Records provided:
::::

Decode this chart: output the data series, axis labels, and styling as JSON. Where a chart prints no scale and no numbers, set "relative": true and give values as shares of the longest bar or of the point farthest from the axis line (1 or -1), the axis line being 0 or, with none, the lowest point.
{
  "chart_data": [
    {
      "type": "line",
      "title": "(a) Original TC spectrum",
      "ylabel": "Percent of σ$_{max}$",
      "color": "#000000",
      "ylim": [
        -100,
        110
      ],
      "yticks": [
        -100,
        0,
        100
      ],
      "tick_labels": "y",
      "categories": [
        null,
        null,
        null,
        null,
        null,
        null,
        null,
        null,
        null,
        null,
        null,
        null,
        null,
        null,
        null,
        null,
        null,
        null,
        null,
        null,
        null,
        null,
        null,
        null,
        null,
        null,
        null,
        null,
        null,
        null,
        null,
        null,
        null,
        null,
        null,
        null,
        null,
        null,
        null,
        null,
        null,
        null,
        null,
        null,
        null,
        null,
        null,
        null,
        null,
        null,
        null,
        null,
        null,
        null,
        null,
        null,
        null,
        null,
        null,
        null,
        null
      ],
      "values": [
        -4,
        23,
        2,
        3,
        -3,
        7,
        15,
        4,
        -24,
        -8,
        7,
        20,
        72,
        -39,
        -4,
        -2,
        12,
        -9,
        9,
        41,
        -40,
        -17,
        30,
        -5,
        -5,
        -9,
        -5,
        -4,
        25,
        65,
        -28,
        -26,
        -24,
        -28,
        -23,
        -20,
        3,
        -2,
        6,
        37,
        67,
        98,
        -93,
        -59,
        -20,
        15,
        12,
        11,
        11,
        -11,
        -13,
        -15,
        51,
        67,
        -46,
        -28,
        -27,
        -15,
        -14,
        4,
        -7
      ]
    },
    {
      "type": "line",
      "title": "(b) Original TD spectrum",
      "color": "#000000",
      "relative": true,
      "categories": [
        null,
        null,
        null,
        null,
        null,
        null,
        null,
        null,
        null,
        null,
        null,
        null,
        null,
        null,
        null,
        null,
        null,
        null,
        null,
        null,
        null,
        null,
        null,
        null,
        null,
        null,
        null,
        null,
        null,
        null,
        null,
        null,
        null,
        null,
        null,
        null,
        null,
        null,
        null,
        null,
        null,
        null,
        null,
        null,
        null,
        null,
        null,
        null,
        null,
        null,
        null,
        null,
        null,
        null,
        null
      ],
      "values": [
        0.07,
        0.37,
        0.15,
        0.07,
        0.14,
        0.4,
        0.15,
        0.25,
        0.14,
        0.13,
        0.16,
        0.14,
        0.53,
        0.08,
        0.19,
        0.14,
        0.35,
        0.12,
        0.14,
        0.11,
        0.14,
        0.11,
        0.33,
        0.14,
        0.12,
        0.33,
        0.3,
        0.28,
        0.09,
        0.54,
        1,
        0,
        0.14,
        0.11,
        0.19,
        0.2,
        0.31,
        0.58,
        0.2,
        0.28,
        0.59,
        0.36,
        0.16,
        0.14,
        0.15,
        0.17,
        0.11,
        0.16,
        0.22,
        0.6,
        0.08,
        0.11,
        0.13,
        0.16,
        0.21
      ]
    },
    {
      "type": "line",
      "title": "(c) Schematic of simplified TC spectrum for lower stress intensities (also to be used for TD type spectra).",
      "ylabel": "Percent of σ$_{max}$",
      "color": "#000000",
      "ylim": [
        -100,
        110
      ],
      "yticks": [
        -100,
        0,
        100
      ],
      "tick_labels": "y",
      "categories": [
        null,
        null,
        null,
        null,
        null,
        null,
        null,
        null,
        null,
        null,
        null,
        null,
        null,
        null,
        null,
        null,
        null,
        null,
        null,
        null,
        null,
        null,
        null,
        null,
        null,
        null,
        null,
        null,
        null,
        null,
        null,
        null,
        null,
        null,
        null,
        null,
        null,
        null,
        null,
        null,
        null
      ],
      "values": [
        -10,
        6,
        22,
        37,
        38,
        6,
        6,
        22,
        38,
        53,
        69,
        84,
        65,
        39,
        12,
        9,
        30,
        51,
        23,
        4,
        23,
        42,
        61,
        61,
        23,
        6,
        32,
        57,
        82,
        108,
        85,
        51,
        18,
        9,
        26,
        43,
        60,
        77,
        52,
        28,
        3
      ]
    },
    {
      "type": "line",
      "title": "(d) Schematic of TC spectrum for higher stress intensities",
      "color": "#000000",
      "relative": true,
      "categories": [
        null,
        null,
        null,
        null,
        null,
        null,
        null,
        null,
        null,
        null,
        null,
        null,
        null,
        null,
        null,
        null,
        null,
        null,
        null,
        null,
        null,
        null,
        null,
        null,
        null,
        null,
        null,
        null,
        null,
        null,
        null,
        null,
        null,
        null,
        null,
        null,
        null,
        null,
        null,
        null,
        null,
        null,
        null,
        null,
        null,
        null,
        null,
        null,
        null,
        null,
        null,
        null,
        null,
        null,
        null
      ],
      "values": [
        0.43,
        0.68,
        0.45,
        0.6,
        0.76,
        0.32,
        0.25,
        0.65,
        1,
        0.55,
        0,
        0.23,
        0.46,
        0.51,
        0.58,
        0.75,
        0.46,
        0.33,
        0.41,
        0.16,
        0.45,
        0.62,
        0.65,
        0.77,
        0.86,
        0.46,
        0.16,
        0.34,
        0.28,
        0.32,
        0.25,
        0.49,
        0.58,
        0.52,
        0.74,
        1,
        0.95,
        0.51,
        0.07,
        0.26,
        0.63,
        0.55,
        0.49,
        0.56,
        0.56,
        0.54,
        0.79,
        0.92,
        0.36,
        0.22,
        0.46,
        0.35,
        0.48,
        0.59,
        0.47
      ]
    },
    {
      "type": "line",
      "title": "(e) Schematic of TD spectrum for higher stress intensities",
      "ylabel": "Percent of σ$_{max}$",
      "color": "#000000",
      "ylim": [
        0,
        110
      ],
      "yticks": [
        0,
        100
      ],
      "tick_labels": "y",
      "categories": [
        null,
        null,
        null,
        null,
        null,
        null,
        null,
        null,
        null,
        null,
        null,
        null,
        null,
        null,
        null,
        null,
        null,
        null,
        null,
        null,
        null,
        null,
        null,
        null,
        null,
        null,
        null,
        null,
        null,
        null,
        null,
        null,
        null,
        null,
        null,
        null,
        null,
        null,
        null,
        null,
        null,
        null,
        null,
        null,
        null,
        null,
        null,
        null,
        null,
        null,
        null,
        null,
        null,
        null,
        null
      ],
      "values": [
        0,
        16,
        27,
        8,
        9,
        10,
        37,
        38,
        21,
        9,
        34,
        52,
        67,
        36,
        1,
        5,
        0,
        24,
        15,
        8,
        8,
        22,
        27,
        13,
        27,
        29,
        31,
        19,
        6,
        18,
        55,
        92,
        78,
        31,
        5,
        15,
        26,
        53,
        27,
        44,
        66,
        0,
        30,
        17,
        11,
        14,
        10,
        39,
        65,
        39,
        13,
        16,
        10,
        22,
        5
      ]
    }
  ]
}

::::

Give the listing above again, word for word.

Decode this chart: output the data series, axis labels, and styling as JSON. Where a chart prints no scale and no numbers, set "relative": true and give values as shares of the longest bar or of the point farthest from the axis line (1 or -1), the axis line being 0 or, with none, the lowest point.
{
  "chart_data": [
    {
      "type": "line",
      "title": "(a) Original TC spectrum",
      "ylabel": "Percent of σ$_{max}$",
      "color": "#000000",
      "ylim": [
        -100,
        110
      ],
      "yticks": [
        -100,
        0,
        100
      ],
      "tick_labels": "y",
      "categories": [
        null,
        null,
        null,
        null,
        null,
        null,
        null,
        null,
        null,
        null,
        null,
        null,
        null,
        null,
        null,
        null,
        null,
        null,
        null,
        null,
        null,
        null,
        null,
        null,
        null,
        null,
        null,
        null,
        null,
        null,
        null,
        null,
        null,
        null,
        null,
        null,
        null,
        null,
        null,
        null,
        null,
        null,
        null,
        null,
        null,
        null,
        null,
        null,
        null,
        null,
        null,
        null,
        null,
        null,
        null,
        null,
        null,
        null,
        null,
        null,
        null
      ],
      "values": [
        -4,
        23,
        2,
        3,
        -3,
        7,
        15,
        4,
        -24,
        -8,
        7,
        20,
        72,
        -39,
        -4,
        -2,
        12,
        -9,
        9,
        41,
        -40,
        -17,
        30,
        -5,
        -5,
        -9,
        -5,
        -4,
        25,
        65,
        -28,
        -26,
        -24,
        -28,
        -23,
        -20,
        3,
        -2,
        6,
        37,
        67,
        98,
        -93,
        -59,
        -20,
        15,
        12,
        11,
        11,
        -11,
        -13,
        -15,
        51,
        67,
        -46,
        -28,
        -27,
        -15,
        -14,
        4,
        -7
      ]
    },
    {
      "type": "line",
      "title": "(b) Original TD spectrum",
      "color": "#000000",
      "relative": true,
      "categories": [
        null,
        null,
        null,
        null,
        null,
        null,
        null,
        null,
        null,
        null,
        null,
        null,
        null,
        null,
        null,
        null,
        null,
        null,
        null,
        null,
        null,
        null,
        null,
        null,
        null,
        null,
        null,
        null,
        null,
        null,
        null,
        null,
        null,
        null,
        null,
        null,
        null,
        null,
        null,
        null,
        null,
        null,
        null,
        null,
        null,
        null,
        null,
        null,
        null,
        null,
        null,
        null,
        null,
        null,
        null
      ],
      "values": [
        0.07,
        0.37,
        0.15,
        0.07,
        0.14,
        0.4,
        0.15,
        0.25,
        0.14,
        0.13,
        0.16,
        0.14,
        0.53,
        0.08,
        0.19,
        0.14,
        0.35,
        0.12,
        0.14,
        0.11,
        0.14,
        0.11,
        0.33,
        0.14,
        0.12,
        0.33,
        0.3,
        0.28,
        0.09,
        0.54,
        1,
        0,
        0.14,
        0.11,
        0.19,
        0.2,
        0.31,
        0.58,
        0.2,
        0.28,
        0.59,
        0.36,
        0.16,
        0.14,
        0.15,
        0.17,
        0.11,
        0.16,
        0.22,
        0.6,
        0.08,
        0.11,
        0.13,
        0.16,
        0.21
      ]
    },
    {
      "type": "line",
      "title": "(c) Schematic of simplified TC spectrum for lower stress intensities (also to be used for TD type spectra).",
      "ylabel": "Percent of σ$_{max}$",
      "color": "#000000",
      "ylim": [
        -100,
        110
      ],
      "yticks": [
        -100,
        0,
        100
      ],
      "tick_labels": "y",
      "categories": [
        null,
        null,
        null,
        null,
        null,
        null,
        null,
        null,
        null,
        null,
        null,
        null,
        null,
        null,
        null,
        null,
        null,
        null,
        null,
        null,
        null,
        null,
        null,
        null,
        null,
        null,
        null,
        null,
        null,
        null,
        null,
        null,
        null,
        null,
        null,
        null,
        null,
        null,
        null,
        null,
        null
      ],
      "values": [
        -10,
        6,
        22,
        37,
        38,
        6,
        6,
        22,
        38,
        53,
        69,
        84,
        65,
        39,
        12,
        9,
        30,
        51,
        23,
        4,
        23,
        42,
        61,
        61,
        23,
        6,
        32,
        57,
        82,
        108,
        85,
        51,
        18,
        9,
        26,
        43,
        60,
        77,
        52,
        28,
        3
      ]
    },
    {
      "type": "line",
      "title": "(d) Schematic of TC spectrum for higher stress intensities",
      "color": "#000000",
      "relative": true,
      "categories": [
        null,
        null,
        null,
        null,
        null,
        null,
        null,
        null,
        null,
        null,
        null,
        null,
        null,
        null,
        null,
        null,
        null,
        null,
        null,
        null,
        null,
        null,
        null,
        null,
        null,
        null,
        null,
        null,
        null,
        null,
        null,
        null,
        null,
        null,
        null,
        null,
        null,
        null,
        null,
        null,
        null,
        null,
        null,
        null,
        null,
        null,
        null,
        null,
        null,
        null,
        null,
        null,
        null,
        null,
        null
      ],
      "values": [
        0.43,
        0.68,
        0.45,
        0.6,
        0.76,
        0.32,
        0.25,
        0.65,
        1,
        0.55,
        0,
        0.23,
        0.46,
        0.51,
        0.58,
        0.75,
        0.46,
        0.33,
        0.41,
        0.16,
        0.45,
        0.62,
        0.65,
        0.77,
        0.86,
        0.46,
        0.16,
        0.34,
        0.28,
        0.32,
        0.25,
        0.49,
        0.58,
        0.52,
        0.74,
        1,
        0.95,
        0.51,
        0.07,
        0.26,
        0.63,
        0.55,
        0.49,
        0.56,
        0.56,
        0.54,
        0.79,
        0.92,
        0.36,
        0.22,
        0.46,
        0.35,
        0.48,
        0.59,
        0.47
      ]
    },
    {
      "type": "line",
      "title": "(e) Schematic of TD spectrum for higher stress intensities",
      "ylabel": "Percent of σ$_{max}$",
      "color": "#000000",
      "ylim": [
        0,
        110
      ],
      "yticks": [
        0,
        100
      ],
      "tick_labels": "y",
      "categories": [
        null,
        null,
        null,
        null,
        null,
        null,
        null,
        null,
        null,
        null,
        null,
        null,
        null,
        null,
        null,
        null,
        null,
        null,
        null,
        null,
        null,
        null,
        null,
        null,
        null,
        null,
        null,
        null,
        null,
        null,
        null,
        null,
        null,
        null,
        null,
        null,
        null,
        null,
        null,
        null,
        null,
        null,
        null,
        null,
        null,
        null,
        null,
        null,
        null,
        null,
        null,
        null,
        null,
        null,
        null
      ],
      "values": [
        0,
        16,
        27,
        8,
        9,
        10,
        37,
        38,
        21,
        9,
        34,
        52,
        67,
        36,
        1,
        5,
        0,
        24,
        15,
        8,
        8,
        22,
        27,
        13,
        27,
        29,
        31,
        19,
        6,
        18,
        55,
        92,
        78,
        31,
        5,
        15,
        26,
        53,
        27,
        44,
        66,
        0,
        30,
        17,
        11,
        14,
        10,
        39,
        65,
        39,
        13,
        16,
        10,
        22,
        5
      ]
    }
  ]
}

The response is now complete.